• INFORMATION SUPPLIED
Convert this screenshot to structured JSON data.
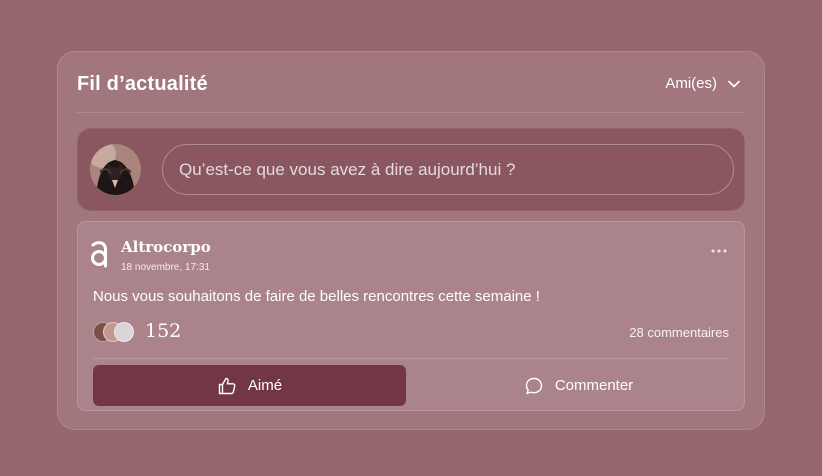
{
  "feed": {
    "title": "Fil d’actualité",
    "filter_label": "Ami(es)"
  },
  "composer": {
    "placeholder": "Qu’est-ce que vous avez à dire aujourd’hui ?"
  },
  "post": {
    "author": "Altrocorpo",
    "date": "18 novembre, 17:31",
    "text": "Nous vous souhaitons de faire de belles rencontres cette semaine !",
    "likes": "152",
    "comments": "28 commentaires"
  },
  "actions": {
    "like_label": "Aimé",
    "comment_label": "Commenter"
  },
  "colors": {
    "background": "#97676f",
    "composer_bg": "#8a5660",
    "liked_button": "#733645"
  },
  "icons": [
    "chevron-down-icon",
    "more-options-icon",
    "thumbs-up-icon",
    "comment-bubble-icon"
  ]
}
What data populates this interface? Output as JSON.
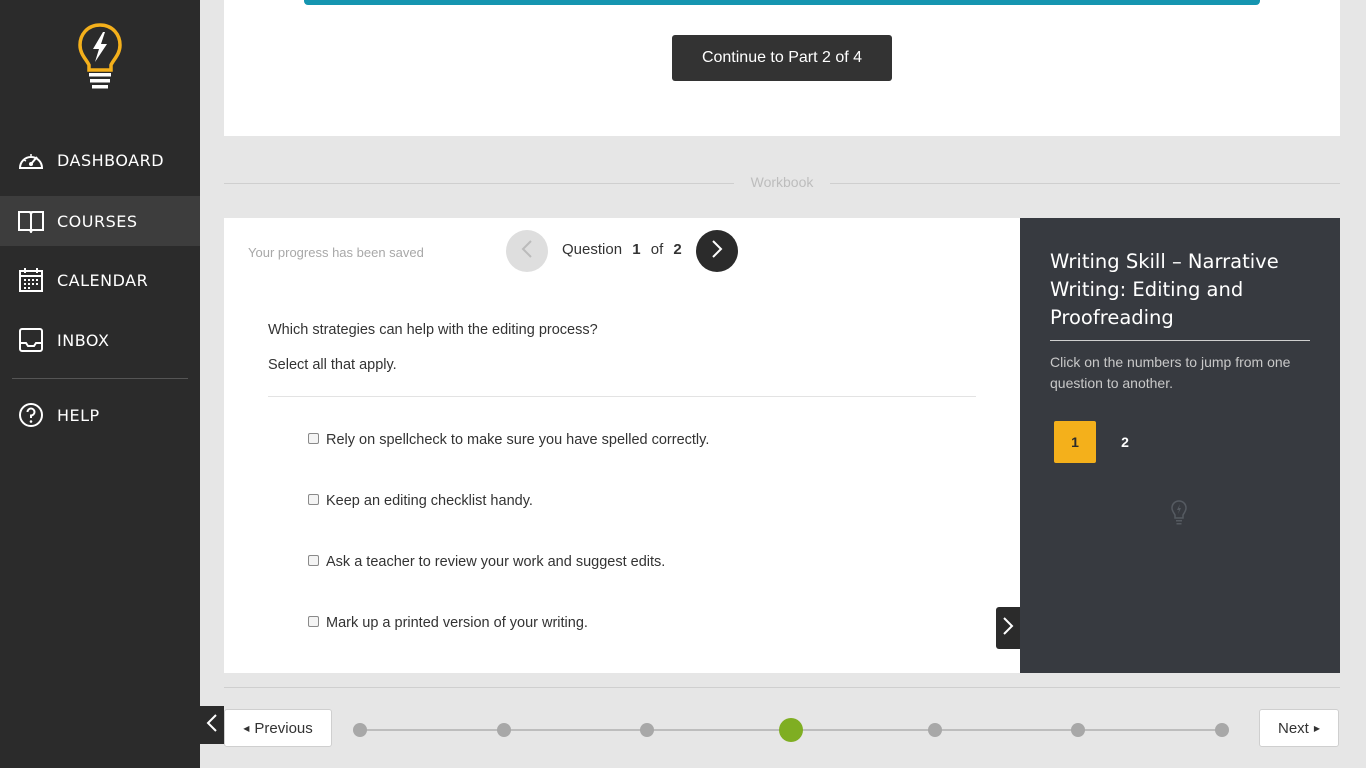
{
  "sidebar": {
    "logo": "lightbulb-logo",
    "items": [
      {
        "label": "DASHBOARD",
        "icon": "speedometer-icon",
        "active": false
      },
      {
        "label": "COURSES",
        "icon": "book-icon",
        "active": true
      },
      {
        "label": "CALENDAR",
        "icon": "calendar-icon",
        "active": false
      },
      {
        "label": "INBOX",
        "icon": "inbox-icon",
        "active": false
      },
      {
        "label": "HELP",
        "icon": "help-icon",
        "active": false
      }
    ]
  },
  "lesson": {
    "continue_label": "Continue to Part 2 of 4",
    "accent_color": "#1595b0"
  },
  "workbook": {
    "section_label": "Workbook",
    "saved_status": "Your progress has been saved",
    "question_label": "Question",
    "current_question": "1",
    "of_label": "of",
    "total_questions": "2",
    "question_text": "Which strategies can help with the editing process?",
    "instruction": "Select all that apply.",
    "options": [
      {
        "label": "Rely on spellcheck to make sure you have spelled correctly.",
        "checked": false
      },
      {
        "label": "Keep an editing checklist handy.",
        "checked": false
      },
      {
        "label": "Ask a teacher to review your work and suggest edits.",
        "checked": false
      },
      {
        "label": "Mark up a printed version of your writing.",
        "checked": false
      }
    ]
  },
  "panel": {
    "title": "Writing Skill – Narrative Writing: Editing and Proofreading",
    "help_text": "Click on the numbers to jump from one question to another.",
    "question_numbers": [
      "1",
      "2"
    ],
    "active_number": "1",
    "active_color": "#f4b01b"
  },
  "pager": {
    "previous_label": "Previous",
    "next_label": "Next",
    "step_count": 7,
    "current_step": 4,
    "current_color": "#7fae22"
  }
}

---

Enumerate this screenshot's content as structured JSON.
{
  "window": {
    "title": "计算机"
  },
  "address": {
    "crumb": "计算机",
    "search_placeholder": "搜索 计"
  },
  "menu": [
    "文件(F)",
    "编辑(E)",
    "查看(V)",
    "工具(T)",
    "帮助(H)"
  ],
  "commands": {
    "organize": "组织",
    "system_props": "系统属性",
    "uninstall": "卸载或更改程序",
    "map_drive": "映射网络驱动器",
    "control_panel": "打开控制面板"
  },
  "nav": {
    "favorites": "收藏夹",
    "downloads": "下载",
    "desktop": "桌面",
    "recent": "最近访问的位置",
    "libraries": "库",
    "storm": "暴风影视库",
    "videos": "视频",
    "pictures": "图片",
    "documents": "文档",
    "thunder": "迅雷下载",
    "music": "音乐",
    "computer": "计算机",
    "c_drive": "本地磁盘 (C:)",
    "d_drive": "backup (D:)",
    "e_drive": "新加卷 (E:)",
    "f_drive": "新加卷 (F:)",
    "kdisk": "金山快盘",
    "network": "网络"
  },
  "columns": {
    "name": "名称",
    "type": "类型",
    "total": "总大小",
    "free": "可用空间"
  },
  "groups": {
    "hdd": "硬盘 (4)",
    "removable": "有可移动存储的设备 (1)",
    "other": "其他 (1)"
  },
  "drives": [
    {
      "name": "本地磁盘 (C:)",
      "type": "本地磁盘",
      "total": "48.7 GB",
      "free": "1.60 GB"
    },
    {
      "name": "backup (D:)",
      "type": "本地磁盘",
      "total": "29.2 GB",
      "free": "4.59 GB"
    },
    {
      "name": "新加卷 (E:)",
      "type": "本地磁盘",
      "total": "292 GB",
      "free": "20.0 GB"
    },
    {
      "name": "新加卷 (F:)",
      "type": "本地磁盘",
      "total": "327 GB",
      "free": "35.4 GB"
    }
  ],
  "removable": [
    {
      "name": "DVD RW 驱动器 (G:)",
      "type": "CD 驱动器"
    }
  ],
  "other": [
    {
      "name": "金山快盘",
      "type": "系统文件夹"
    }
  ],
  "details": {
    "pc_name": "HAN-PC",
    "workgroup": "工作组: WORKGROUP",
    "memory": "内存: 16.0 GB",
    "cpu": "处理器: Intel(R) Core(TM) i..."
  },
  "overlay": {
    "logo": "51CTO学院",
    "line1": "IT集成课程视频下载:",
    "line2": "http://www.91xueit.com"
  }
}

• INSTRUCTION
Find all lines holding the string "title" and copy them.

• SOLUTION TO THIS PROBLEM
    "title": "Fil d’actualité",
    "title": "Writing Skill – Narrative Writing: Editing and Proofreading",
    "title": "计算机"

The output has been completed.